◆ **Exercise aim**
Could you output each line of the data that follows exactly?

◆ **Supplied material**
^^^^^^^^
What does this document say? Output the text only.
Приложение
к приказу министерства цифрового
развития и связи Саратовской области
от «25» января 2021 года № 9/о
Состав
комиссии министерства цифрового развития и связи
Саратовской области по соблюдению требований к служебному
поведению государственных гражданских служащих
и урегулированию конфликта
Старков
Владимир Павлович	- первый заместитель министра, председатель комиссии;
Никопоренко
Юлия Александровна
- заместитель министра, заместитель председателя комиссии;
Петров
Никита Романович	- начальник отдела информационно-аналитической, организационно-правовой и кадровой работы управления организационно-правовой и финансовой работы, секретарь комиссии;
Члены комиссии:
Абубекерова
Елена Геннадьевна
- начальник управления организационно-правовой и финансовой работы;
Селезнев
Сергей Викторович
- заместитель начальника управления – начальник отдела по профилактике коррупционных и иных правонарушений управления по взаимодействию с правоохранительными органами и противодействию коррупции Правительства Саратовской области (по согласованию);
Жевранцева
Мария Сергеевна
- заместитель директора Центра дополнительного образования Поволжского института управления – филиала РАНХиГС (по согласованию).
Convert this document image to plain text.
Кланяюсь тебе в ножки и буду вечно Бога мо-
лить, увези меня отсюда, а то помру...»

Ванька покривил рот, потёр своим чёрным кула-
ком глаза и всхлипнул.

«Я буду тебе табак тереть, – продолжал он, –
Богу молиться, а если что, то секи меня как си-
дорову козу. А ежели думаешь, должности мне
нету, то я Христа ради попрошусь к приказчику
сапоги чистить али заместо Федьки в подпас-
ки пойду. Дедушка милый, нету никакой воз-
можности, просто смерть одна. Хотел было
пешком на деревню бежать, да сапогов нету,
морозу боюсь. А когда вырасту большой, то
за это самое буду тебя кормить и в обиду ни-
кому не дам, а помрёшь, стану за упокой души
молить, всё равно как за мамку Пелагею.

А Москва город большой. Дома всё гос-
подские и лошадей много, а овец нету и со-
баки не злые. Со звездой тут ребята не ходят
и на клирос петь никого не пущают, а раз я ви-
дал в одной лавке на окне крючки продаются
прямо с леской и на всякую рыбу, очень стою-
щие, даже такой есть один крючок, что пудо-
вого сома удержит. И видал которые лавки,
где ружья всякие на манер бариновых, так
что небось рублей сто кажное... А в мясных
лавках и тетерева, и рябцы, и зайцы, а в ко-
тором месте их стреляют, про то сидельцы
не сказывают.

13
^^^^^^^^
◆ **Exercise result**
What does this document say? Output the text only.
Приложение
к приказу министерства цифрового
развития и связи Саратовской области
от «25» января 2021 года № 9/о
Состав
комиссии министерства цифрового развития и связи
Саратовской области по соблюдению требований к служебному
поведению государственных гражданских служащих
и урегулированию конфликта
Старков
Владимир Павлович	- первый заместитель министра, председатель комиссии;
Никопоренко
Юлия Александровна
- заместитель министра, заместитель председателя комиссии;
Петров
Никита Романович	- начальник отдела информационно-аналитической, организационно-правовой и кадровой работы управления организационно-правовой и финансовой работы, секретарь комиссии;
Члены комиссии:
Абубекерова
Елена Геннадьевна
- начальник управления организационно-правовой и финансовой работы;
Селезнев
Сергей Викторович
- заместитель начальника управления – начальник отдела по профилактике коррупционных и иных правонарушений управления по взаимодействию с правоохранительными органами и противодействию коррупции Правительства Саратовской области (по согласованию);
Жевранцева
Мария Сергеевна
- заместитель директора Центра дополнительного образования Поволжского института управления – филиала РАНХиГС (по согласованию).
Convert this document image to plain text.
Кланяюсь тебе в ножки и буду вечно Бога мо-
лить, увези меня отсюда, а то помру...»

Ванька покривил рот, потёр своим чёрным кула-
ком глаза и всхлипнул.

«Я буду тебе табак тереть, – продолжал он, –
Богу молиться, а если что, то секи меня как си-
дорову козу. А ежели думаешь, должности мне
нету, то я Христа ради попрошусь к приказчику
сапоги чистить али заместо Федьки в подпас-
ки пойду. Дедушка милый, нету никакой воз-
можности, просто смерть одна. Хотел было
пешком на деревню бежать, да сапогов нету,
морозу боюсь. А когда вырасту большой, то
за это самое буду тебя кормить и в обиду ни-
кому не дам, а помрёшь, стану за упокой души
молить, всё равно как за мамку Пелагею.

А Москва город большой. Дома всё гос-
подские и лошадей много, а овец нету и со-
баки не злые. Со звездой тут ребята не ходят
и на клирос петь никого не пущают, а раз я ви-
дал в одной лавке на окне крючки продаются
прямо с леской и на всякую рыбу, очень стою-
щие, даже такой есть один крючок, что пудо-
вого сома удержит. И видал которые лавки,
где ружья всякие на манер бариновых, так
что небось рублей сто кажное... А в мясных
лавках и тетерева, и рябцы, и зайцы, а в ко-
тором месте их стреляют, про то сидельцы
не сказывают.

13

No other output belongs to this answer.